Stated problem - All lines in which the word "this" occurs are to be extracted.

Dataset records

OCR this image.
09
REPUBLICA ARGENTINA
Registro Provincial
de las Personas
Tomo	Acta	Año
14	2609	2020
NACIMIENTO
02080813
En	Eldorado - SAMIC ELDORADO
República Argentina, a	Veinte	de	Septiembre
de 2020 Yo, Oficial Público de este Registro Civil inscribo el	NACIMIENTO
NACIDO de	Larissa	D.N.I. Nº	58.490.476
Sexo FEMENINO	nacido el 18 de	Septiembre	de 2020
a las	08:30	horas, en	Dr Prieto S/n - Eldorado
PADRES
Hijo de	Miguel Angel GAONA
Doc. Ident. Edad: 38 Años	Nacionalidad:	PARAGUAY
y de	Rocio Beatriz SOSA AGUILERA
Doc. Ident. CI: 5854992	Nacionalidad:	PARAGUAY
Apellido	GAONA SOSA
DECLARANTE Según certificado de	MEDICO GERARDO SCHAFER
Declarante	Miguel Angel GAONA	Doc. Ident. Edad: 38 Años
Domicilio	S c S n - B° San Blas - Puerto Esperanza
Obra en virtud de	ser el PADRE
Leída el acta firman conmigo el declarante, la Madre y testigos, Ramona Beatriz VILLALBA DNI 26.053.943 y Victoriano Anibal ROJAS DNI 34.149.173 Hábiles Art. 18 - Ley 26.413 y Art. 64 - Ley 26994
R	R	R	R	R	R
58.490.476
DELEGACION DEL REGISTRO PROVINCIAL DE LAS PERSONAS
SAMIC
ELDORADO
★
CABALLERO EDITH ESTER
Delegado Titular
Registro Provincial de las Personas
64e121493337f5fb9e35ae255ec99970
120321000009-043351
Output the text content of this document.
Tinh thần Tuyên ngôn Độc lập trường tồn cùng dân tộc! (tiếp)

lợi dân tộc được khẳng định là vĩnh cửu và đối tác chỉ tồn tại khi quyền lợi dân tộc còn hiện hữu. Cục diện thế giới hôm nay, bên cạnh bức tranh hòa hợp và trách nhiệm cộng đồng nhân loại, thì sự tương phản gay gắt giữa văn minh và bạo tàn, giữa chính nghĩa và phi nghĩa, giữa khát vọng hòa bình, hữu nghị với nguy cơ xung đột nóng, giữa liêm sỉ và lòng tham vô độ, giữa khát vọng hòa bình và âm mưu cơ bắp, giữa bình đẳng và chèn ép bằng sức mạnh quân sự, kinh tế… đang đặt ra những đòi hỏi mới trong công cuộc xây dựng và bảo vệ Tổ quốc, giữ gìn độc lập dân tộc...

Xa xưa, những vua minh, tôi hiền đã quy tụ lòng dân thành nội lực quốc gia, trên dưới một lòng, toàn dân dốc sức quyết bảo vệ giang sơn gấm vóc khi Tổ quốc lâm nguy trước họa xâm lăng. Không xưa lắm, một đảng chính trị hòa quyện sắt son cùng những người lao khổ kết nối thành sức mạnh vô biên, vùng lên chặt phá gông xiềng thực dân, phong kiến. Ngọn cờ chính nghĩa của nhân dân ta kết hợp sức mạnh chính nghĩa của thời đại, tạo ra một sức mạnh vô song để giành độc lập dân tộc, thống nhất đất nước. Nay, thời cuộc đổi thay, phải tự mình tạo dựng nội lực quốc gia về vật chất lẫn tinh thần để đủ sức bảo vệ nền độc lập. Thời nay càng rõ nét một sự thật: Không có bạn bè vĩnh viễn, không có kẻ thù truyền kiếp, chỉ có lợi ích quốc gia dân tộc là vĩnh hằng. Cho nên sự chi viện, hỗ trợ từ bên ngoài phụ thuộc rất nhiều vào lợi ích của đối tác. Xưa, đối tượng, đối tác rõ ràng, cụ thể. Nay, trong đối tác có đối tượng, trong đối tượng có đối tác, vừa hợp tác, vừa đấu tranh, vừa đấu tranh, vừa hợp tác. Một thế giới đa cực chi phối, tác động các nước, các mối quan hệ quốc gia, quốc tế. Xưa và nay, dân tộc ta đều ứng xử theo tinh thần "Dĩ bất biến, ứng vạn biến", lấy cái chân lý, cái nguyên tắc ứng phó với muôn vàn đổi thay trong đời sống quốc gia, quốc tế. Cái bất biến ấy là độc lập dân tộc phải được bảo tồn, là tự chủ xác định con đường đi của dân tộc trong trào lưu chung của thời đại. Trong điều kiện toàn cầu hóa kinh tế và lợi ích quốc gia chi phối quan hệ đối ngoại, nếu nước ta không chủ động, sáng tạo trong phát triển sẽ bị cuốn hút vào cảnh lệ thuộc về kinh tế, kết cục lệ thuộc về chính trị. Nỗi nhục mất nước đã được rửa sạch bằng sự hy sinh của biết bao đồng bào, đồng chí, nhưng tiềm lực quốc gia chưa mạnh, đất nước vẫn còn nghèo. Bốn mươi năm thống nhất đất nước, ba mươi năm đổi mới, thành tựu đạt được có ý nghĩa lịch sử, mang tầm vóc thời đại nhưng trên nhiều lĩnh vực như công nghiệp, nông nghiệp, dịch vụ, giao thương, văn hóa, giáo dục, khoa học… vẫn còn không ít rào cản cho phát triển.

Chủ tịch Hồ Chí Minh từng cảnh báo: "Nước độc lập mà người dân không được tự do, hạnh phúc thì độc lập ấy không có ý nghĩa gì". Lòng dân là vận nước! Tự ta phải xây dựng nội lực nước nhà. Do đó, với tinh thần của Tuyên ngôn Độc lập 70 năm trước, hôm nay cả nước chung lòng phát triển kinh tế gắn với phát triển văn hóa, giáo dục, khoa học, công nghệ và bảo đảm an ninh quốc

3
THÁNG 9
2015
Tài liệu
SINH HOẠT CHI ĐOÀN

The solution -
OCR this image.
Output the text content of this document.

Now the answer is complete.